Below is a listing to transcribe in full and exactly; keep the pictures out.

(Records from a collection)
▶

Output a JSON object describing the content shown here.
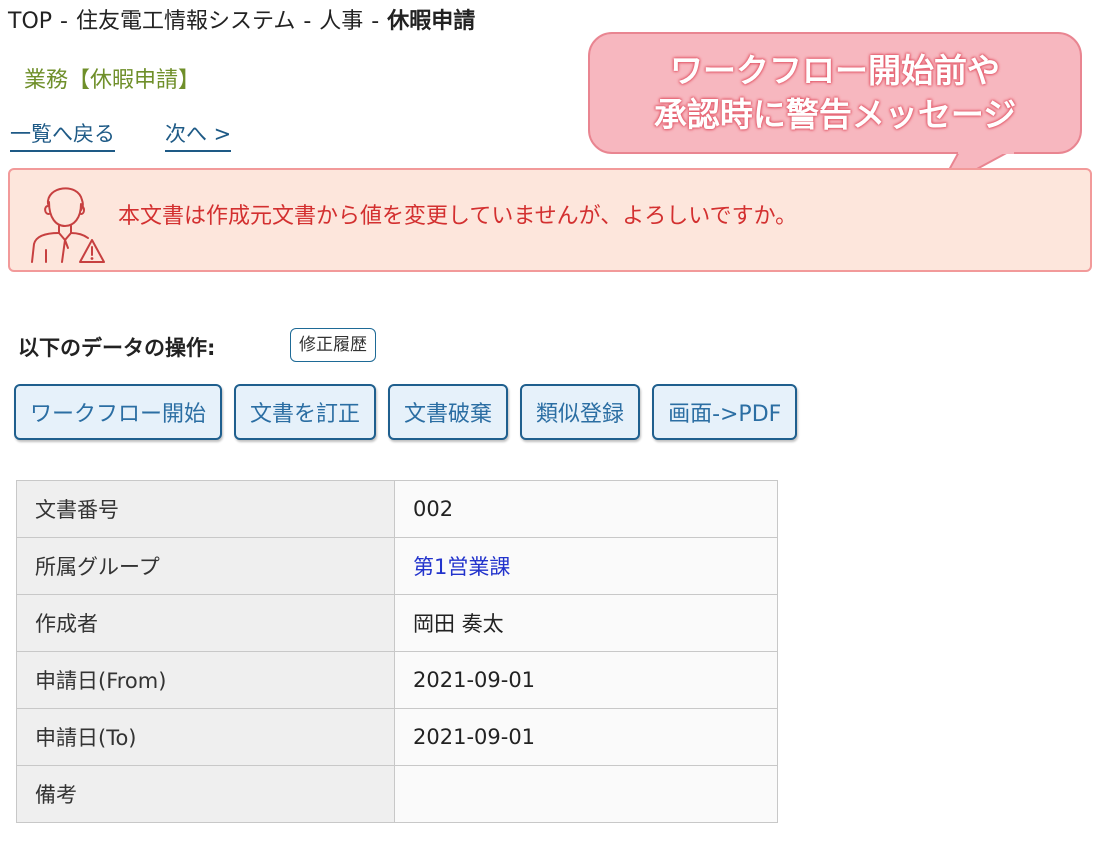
{
  "breadcrumb": {
    "items": [
      "TOP",
      "住友電工情報システム",
      "人事"
    ],
    "current": "休暇申請",
    "separator": "-"
  },
  "category": "業務【休暇申請】",
  "nav": {
    "back": "一覧へ戻る",
    "next": "次へ >"
  },
  "callout": {
    "line1": "ワークフロー開始前や",
    "line2": "承認時に警告メッセージ"
  },
  "alert": {
    "message": "本文書は作成元文書から値を変更していませんが、よろしいですか。"
  },
  "operations": {
    "label": "以下のデータの操作:",
    "history_button": "修正履歴",
    "buttons": [
      "ワークフロー開始",
      "文書を訂正",
      "文書破棄",
      "類似登録",
      "画面->PDF"
    ]
  },
  "details": {
    "rows": [
      {
        "label": "文書番号",
        "value": "002"
      },
      {
        "label": "所属グループ",
        "value": "第1営業課"
      },
      {
        "label": "作成者",
        "value": "岡田 奏太"
      },
      {
        "label": "申請日(From)",
        "value": "2021-09-01"
      },
      {
        "label": "申請日(To)",
        "value": "2021-09-01"
      },
      {
        "label": "備考",
        "value": ""
      }
    ]
  },
  "colors": {
    "alert_text": "#d33030",
    "callout_fill": "#f7b7bf",
    "button_border": "#1f5f8e",
    "link": "#2233cc"
  }
}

◀

Solution to this exercise –
Output a JSON object describing the content shown here.
{
  "breadcrumb": {
    "items": [
      "TOP",
      "住友電工情報システム",
      "人事"
    ],
    "current": "休暇申請",
    "separator": "-"
  },
  "category": "業務【休暇申請】",
  "nav": {
    "back": "一覧へ戻る",
    "next": "次へ >"
  },
  "callout": {
    "line1": "ワークフロー開始前や",
    "line2": "承認時に警告メッセージ"
  },
  "alert": {
    "message": "本文書は作成元文書から値を変更していませんが、よろしいですか。"
  },
  "operations": {
    "label": "以下のデータの操作:",
    "history_button": "修正履歴",
    "buttons": [
      "ワークフロー開始",
      "文書を訂正",
      "文書破棄",
      "類似登録",
      "画面->PDF"
    ]
  },
  "details": {
    "rows": [
      {
        "label": "文書番号",
        "value": "002"
      },
      {
        "label": "所属グループ",
        "value": "第1営業課"
      },
      {
        "label": "作成者",
        "value": "岡田 奏太"
      },
      {
        "label": "申請日(From)",
        "value": "2021-09-01"
      },
      {
        "label": "申請日(To)",
        "value": "2021-09-01"
      },
      {
        "label": "備考",
        "value": ""
      }
    ]
  },
  "colors": {
    "alert_text": "#d33030",
    "callout_fill": "#f7b7bf",
    "button_border": "#1f5f8e",
    "link": "#2233cc"
  }
}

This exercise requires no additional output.